-- START --

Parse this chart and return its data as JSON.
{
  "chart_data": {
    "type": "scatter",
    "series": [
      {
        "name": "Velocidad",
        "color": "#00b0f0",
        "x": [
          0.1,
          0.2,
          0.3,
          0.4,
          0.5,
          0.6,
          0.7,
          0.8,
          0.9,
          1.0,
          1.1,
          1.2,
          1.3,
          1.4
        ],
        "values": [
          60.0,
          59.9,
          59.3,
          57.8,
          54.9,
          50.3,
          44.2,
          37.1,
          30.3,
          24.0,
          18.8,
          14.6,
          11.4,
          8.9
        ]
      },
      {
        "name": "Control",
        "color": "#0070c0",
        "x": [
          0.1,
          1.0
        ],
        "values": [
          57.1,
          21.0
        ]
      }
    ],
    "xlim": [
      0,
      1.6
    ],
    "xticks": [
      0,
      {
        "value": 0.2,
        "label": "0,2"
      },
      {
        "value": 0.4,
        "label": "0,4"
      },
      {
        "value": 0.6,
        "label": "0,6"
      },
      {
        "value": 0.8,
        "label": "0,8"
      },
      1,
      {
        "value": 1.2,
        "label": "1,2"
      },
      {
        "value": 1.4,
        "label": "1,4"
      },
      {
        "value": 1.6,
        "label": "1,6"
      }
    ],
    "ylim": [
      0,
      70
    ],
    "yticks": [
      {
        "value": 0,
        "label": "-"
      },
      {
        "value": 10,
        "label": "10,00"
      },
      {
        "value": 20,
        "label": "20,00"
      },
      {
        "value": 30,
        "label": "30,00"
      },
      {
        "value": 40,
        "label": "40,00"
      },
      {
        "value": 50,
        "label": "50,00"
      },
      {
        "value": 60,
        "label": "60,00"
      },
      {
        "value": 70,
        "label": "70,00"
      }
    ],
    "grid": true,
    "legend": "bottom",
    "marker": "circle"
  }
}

-- END --

__Work instructions__. Extract the listing in its entirety and repeat it exactly.

__Exercise answer__.
Parse this chart and return its data as JSON.
{
  "chart_data": {
    "type": "scatter",
    "series": [
      {
        "name": "Velocidad",
        "color": "#00b0f0",
        "x": [
          0.1,
          0.2,
          0.3,
          0.4,
          0.5,
          0.6,
          0.7,
          0.8,
          0.9,
          1.0,
          1.1,
          1.2,
          1.3,
          1.4
        ],
        "values": [
          60.0,
          59.9,
          59.3,
          57.8,
          54.9,
          50.3,
          44.2,
          37.1,
          30.3,
          24.0,
          18.8,
          14.6,
          11.4,
          8.9
        ]
      },
      {
        "name": "Control",
        "color": "#0070c0",
        "x": [
          0.1,
          1.0
        ],
        "values": [
          57.1,
          21.0
        ]
      }
    ],
    "xlim": [
      0,
      1.6
    ],
    "xticks": [
      0,
      {
        "value": 0.2,
        "label": "0,2"
      },
      {
        "value": 0.4,
        "label": "0,4"
      },
      {
        "value": 0.6,
        "label": "0,6"
      },
      {
        "value": 0.8,
        "label": "0,8"
      },
      1,
      {
        "value": 1.2,
        "label": "1,2"
      },
      {
        "value": 1.4,
        "label": "1,4"
      },
      {
        "value": 1.6,
        "label": "1,6"
      }
    ],
    "ylim": [
      0,
      70
    ],
    "yticks": [
      {
        "value": 0,
        "label": "-"
      },
      {
        "value": 10,
        "label": "10,00"
      },
      {
        "value": 20,
        "label": "20,00"
      },
      {
        "value": 30,
        "label": "30,00"
      },
      {
        "value": 40,
        "label": "40,00"
      },
      {
        "value": 50,
        "label": "50,00"
      },
      {
        "value": 60,
        "label": "60,00"
      },
      {
        "value": 70,
        "label": "70,00"
      }
    ],
    "grid": true,
    "legend": "bottom",
    "marker": "circle"
  }
}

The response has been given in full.